JOB: Give the material again in full, matching it exactly.

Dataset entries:
════
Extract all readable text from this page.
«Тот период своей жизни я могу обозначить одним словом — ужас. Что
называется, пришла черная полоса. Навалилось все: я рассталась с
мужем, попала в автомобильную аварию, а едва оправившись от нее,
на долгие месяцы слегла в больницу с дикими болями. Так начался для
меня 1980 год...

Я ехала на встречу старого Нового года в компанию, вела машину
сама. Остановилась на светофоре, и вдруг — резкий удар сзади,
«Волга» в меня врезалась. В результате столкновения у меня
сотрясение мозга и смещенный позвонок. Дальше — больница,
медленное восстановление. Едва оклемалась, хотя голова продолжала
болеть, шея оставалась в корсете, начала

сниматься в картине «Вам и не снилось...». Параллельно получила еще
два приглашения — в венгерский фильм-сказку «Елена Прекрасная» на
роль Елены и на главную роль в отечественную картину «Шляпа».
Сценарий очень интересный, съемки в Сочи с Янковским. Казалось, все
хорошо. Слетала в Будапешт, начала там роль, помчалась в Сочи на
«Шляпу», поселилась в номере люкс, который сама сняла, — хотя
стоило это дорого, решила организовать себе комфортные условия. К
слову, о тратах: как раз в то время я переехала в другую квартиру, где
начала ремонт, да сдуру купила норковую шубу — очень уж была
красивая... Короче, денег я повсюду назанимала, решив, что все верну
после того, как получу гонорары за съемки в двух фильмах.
════
EXERCISE RESPONSE:
Extract all readable text from this page.
«Тот период своей жизни я могу обозначить одним словом — ужас. Что
называется, пришла черная полоса. Навалилось все: я рассталась с
мужем, попала в автомобильную аварию, а едва оправившись от нее,
на долгие месяцы слегла в больницу с дикими болями. Так начался для
меня 1980 год...

Я ехала на встречу старого Нового года в компанию, вела машину
сама. Остановилась на светофоре, и вдруг — резкий удар сзади,
«Волга» в меня врезалась. В результате столкновения у меня
сотрясение мозга и смещенный позвонок. Дальше — больница,
медленное восстановление. Едва оклемалась, хотя голова продолжала
болеть, шея оставалась в корсете, начала

сниматься в картине «Вам и не снилось...». Параллельно получила еще
два приглашения — в венгерский фильм-сказку «Елена Прекрасная» на
роль Елены и на главную роль в отечественную картину «Шляпа».
Сценарий очень интересный, съемки в Сочи с Янковским. Казалось, все
хорошо. Слетала в Будапешт, начала там роль, помчалась в Сочи на
«Шляпу», поселилась в номере люкс, который сама сняла, — хотя
стоило это дорого, решила организовать себе комфортные условия. К
слову, о тратах: как раз в то время я переехала в другую квартиру, где
начала ремонт, да сдуру купила норковую шубу — очень уж была
красивая... Короче, денег я повсюду назанимала, решив, что все верну
после того, как получу гонорары за съемки в двух фильмах.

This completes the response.